_Exercise input_
== == ==

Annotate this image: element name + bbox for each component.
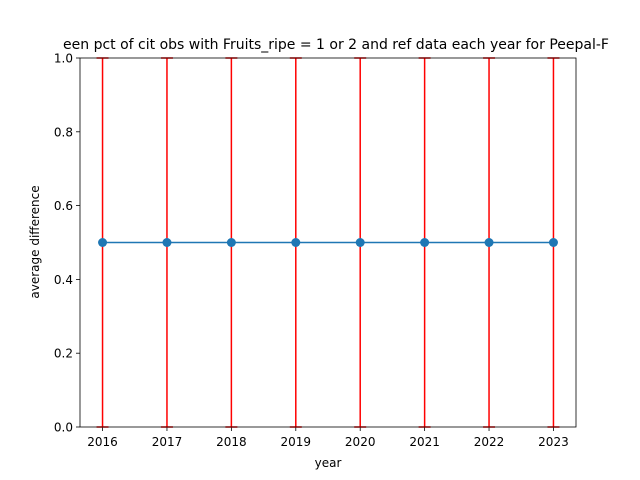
data-point — [98, 238, 108, 247]
x-tick-label: 2023 — [538, 435, 569, 449]
data-point — [226, 238, 236, 247]
x-tick-label: 2016 — [87, 435, 118, 449]
chart-title: een pct of cit obs with Fruits_ripe = 1 … — [63, 37, 609, 53]
y-tick-label: 0.8 — [54, 125, 73, 139]
y-tick-label: 0.6 — [54, 199, 73, 213]
x-axis-label: year — [315, 456, 342, 470]
y-tick-label: 0.0 — [54, 421, 73, 435]
data-point — [420, 238, 430, 247]
x-tick-label: 2017 — [152, 435, 183, 449]
y-axis-label: average difference — [28, 185, 42, 298]
x-tick-label: 2019 — [281, 435, 312, 449]
x-tick-label: 2022 — [474, 435, 505, 449]
y-tick-label: 0.4 — [54, 273, 73, 287]
x-tick-label: 2021 — [409, 435, 440, 449]
data-point — [484, 238, 494, 247]
axes-frame — [79, 57, 577, 428]
data-point — [548, 238, 558, 247]
data-point — [355, 238, 365, 247]
y-tick-label: 1.0 — [54, 52, 73, 66]
data-point — [291, 238, 301, 247]
data-point — [162, 238, 172, 247]
y-tick-label: 0.2 — [54, 347, 73, 361]
x-tick-label: 2018 — [216, 435, 247, 449]
plot-area: 0.0 0.2 0.4 0.6 0.8 1.0 2016 2017 2018 2019 2020 20… — [54, 52, 577, 449]
x-tick-label: 2020 — [345, 435, 376, 449]
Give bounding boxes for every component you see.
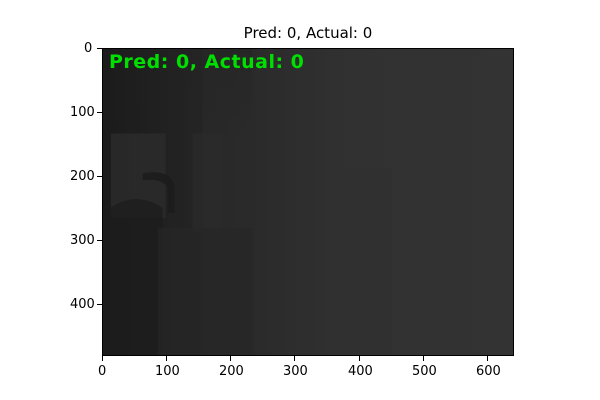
image-overlay-text: Pred: 0, Actual: 0 [109,51,305,73]
y-tick-mark [97,240,102,241]
x-tick-mark [423,356,424,361]
y-tick-label: 200 [70,169,95,184]
y-tick-mark [97,304,102,305]
y-tick-mark [97,48,102,49]
x-tick-label: 200 [219,364,244,379]
image-axes: Pred: 0, Actual: 0 [102,48,514,356]
x-tick-label: 400 [348,364,373,379]
x-tick-mark [487,356,488,361]
x-tick-mark [102,356,103,361]
y-tick-mark [97,112,102,113]
y-tick-mark [97,176,102,177]
x-tick-label: 0 [98,364,107,379]
x-tick-label: 500 [412,364,437,379]
x-tick-mark [359,356,360,361]
plot-title: Pred: 0, Actual: 0 [243,24,373,42]
x-tick-mark [294,356,295,361]
x-tick-label: 100 [155,364,180,379]
y-tick-label: 400 [70,297,95,312]
x-tick-mark [230,356,231,361]
x-tick-mark [166,356,167,361]
y-tick-label: 0 [84,41,93,56]
y-tick-label: 300 [70,233,95,248]
y-tick-label: 100 [70,105,95,120]
x-tick-label: 300 [283,364,308,379]
camera-image [103,49,513,355]
x-tick-label: 600 [476,364,501,379]
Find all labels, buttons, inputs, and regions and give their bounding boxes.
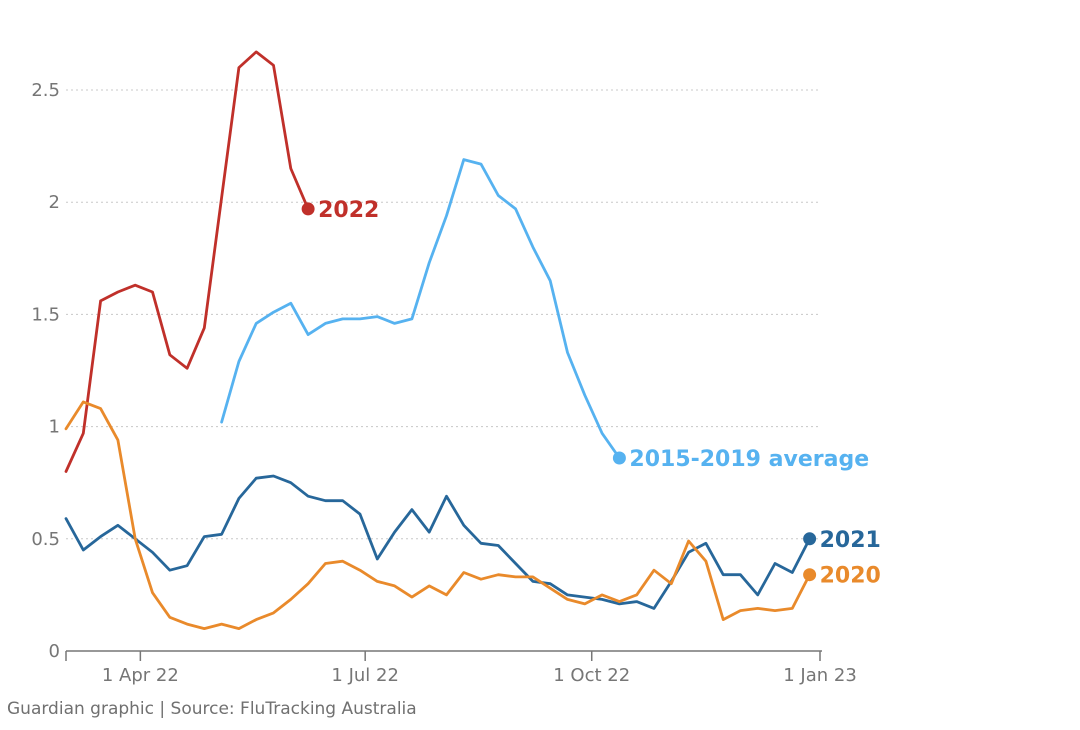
series-label-2021: 2021 [820, 528, 881, 553]
series-line-2015-2019-average [220, 158, 621, 460]
series-lines [64, 50, 811, 630]
series-end-point-2015-2019-average [612, 451, 626, 465]
series-label-2022: 2022 [318, 198, 379, 223]
y-tick-label: 1 [49, 417, 60, 438]
x-tick-label: 1 Oct 22 [553, 665, 630, 686]
series-label-2015-2019-average: 2015-2019 average [629, 447, 869, 472]
y-tick-label: 0.5 [31, 529, 60, 550]
series-labels: 2022 2015-2019 average 2021 2020 [301, 198, 881, 589]
y-tick-label: 0 [49, 641, 60, 662]
series-label-2020: 2020 [820, 564, 881, 589]
series-line-2020 [64, 400, 811, 630]
series-end-point-2021 [803, 532, 817, 546]
series-end-point-2022 [301, 202, 315, 216]
y-tick-label: 2.5 [31, 80, 60, 101]
series-end-point-2020 [803, 568, 817, 582]
y-tick-label: 2 [49, 192, 60, 213]
series-line-2022 [64, 50, 310, 473]
axes: 0 0.5 1 1.5 2 2.5 1 Apr 22 1 Jul 22 1 Oct 22 1 Ja… [31, 80, 856, 686]
series-line-2021 [64, 474, 811, 610]
x-tick-label: 1 Jan 23 [783, 665, 857, 686]
gridlines [66, 89, 820, 540]
x-tick-label: 1 Jul 22 [331, 665, 399, 686]
source-note: Guardian graphic | Source: FluTracking A… [7, 699, 417, 719]
y-tick-label: 1.5 [31, 304, 60, 325]
x-tick-label: 1 Apr 22 [102, 665, 179, 686]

== == ==

_Task details_
Copy out every line of the items above without any changes, leaving out the picture lines.

_Solution to the exercise_
Annotate this image: element name + bbox for each component.
data-point — [98, 238, 108, 247]
x-tick-label: 2023 — [538, 435, 569, 449]
data-point — [226, 238, 236, 247]
x-tick-label: 2016 — [87, 435, 118, 449]
chart-title: een pct of cit obs with Fruits_ripe = 1 … — [63, 37, 609, 53]
y-tick-label: 0.8 — [54, 125, 73, 139]
y-tick-label: 0.6 — [54, 199, 73, 213]
x-axis-label: year — [315, 456, 342, 470]
y-tick-label: 0.0 — [54, 421, 73, 435]
data-point — [420, 238, 430, 247]
x-tick-label: 2017 — [152, 435, 183, 449]
y-axis-label: average difference — [28, 185, 42, 298]
x-tick-label: 2019 — [281, 435, 312, 449]
x-tick-label: 2022 — [474, 435, 505, 449]
y-tick-label: 0.4 — [54, 273, 73, 287]
x-tick-label: 2021 — [409, 435, 440, 449]
data-point — [484, 238, 494, 247]
axes-frame — [79, 57, 577, 428]
data-point — [548, 238, 558, 247]
data-point — [355, 238, 365, 247]
y-tick-label: 1.0 — [54, 52, 73, 66]
data-point — [291, 238, 301, 247]
data-point — [162, 238, 172, 247]
y-tick-label: 0.2 — [54, 347, 73, 361]
x-tick-label: 2018 — [216, 435, 247, 449]
plot-area: 0.0 0.2 0.4 0.6 0.8 1.0 2016 2017 2018 2019 2020 20… — [54, 52, 577, 449]
x-tick-label: 2020 — [345, 435, 376, 449]
Give bounding boxes for every component you see.
image-overlay-text: Pred: 0, Actual: 0 [109,51,305,73]
y-tick-mark [97,240,102,241]
x-tick-mark [423,356,424,361]
y-tick-label: 200 [70,169,95,184]
y-tick-mark [97,304,102,305]
y-tick-mark [97,48,102,49]
x-tick-label: 200 [219,364,244,379]
image-axes: Pred: 0, Actual: 0 [102,48,514,356]
x-tick-label: 400 [348,364,373,379]
x-tick-mark [487,356,488,361]
x-tick-mark [102,356,103,361]
y-tick-mark [97,112,102,113]
y-tick-mark [97,176,102,177]
x-tick-label: 0 [98,364,107,379]
x-tick-label: 500 [412,364,437,379]
x-tick-mark [359,356,360,361]
plot-title: Pred: 0, Actual: 0 [243,24,373,42]
x-tick-mark [294,356,295,361]
x-tick-label: 100 [155,364,180,379]
y-tick-label: 400 [70,297,95,312]
x-tick-mark [230,356,231,361]
x-tick-mark [166,356,167,361]
y-tick-label: 0 [84,41,93,56]
y-tick-label: 300 [70,233,95,248]
y-tick-label: 100 [70,105,95,120]
x-tick-label: 300 [283,364,308,379]
camera-image [103,49,513,355]
x-tick-label: 600 [476,364,501,379]
Find all labels, buttons, inputs, and regions and give their bounding boxes.
series-label-2021: 2021 [820, 528, 881, 553]
series-line-2015-2019-average [220, 158, 621, 460]
series-lines [64, 50, 811, 630]
series-end-point-2015-2019-average [612, 451, 626, 465]
series-label-2022: 2022 [318, 198, 379, 223]
y-tick-label: 1 [49, 417, 60, 438]
x-tick-label: 1 Oct 22 [553, 665, 630, 686]
series-label-2015-2019-average: 2015-2019 average [629, 447, 869, 472]
y-tick-label: 0.5 [31, 529, 60, 550]
series-labels: 2022 2015-2019 average 2021 2020 [301, 198, 881, 589]
y-tick-label: 0 [49, 641, 60, 662]
series-label-2020: 2020 [820, 564, 881, 589]
series-line-2020 [64, 400, 811, 630]
series-end-point-2021 [803, 532, 817, 546]
series-end-point-2022 [301, 202, 315, 216]
y-tick-label: 2.5 [31, 80, 60, 101]
series-end-point-2020 [803, 568, 817, 582]
y-tick-label: 2 [49, 192, 60, 213]
series-line-2022 [64, 50, 310, 473]
axes: 0 0.5 1 1.5 2 2.5 1 Apr 22 1 Jul 22 1 Oct 22 1 Ja… [31, 80, 856, 686]
series-line-2021 [64, 474, 811, 610]
x-tick-label: 1 Jan 23 [783, 665, 857, 686]
gridlines [66, 89, 820, 540]
x-tick-label: 1 Jul 22 [331, 665, 399, 686]
source-note: Guardian graphic | Source: FluTracking A… [7, 699, 417, 719]
y-tick-label: 1.5 [31, 304, 60, 325]
x-tick-label: 1 Apr 22 [102, 665, 179, 686]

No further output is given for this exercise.